■ **WORK INSTRUCTIONS**:
Locate the word "Martes" in the entries below, then gather every line that holds it.

----

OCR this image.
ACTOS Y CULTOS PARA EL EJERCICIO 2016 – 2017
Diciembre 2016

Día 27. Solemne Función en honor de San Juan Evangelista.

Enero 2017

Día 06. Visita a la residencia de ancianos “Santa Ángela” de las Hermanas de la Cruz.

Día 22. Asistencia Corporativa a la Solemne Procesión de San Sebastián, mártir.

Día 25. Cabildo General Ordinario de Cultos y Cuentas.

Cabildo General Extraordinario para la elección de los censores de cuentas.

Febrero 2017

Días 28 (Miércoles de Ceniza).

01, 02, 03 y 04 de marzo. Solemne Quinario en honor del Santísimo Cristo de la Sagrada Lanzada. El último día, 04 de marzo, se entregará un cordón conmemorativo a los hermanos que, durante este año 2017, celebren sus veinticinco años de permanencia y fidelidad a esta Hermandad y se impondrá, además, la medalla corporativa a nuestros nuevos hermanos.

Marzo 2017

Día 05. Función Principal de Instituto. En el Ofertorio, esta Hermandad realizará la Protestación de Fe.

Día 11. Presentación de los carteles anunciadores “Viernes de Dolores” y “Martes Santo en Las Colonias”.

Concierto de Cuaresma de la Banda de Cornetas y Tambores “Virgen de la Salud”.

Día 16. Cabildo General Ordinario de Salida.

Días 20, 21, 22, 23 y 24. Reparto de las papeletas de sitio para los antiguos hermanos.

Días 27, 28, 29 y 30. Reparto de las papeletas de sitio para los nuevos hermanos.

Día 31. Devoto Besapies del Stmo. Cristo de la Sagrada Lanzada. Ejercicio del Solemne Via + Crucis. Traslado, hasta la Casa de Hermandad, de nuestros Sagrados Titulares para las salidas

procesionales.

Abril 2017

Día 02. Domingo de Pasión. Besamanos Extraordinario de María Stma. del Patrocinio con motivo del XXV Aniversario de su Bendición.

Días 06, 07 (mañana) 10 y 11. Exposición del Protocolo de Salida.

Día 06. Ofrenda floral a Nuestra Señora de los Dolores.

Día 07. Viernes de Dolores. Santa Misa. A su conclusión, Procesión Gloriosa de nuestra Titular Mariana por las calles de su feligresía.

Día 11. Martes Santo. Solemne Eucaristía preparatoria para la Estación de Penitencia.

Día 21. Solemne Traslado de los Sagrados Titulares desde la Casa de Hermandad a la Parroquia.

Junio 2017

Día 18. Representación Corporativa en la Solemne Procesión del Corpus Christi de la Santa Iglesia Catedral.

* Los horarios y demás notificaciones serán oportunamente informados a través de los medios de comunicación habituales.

----

■ **WRITTEN SOLUTION**:
Día 11. Presentación de los carteles anunciadores “Viernes de Dolores” y “Martes Santo en Las Colonias”.
Día 11. Martes Santo. Solemne Eucaristía preparatoria para la Estación de Penitencia.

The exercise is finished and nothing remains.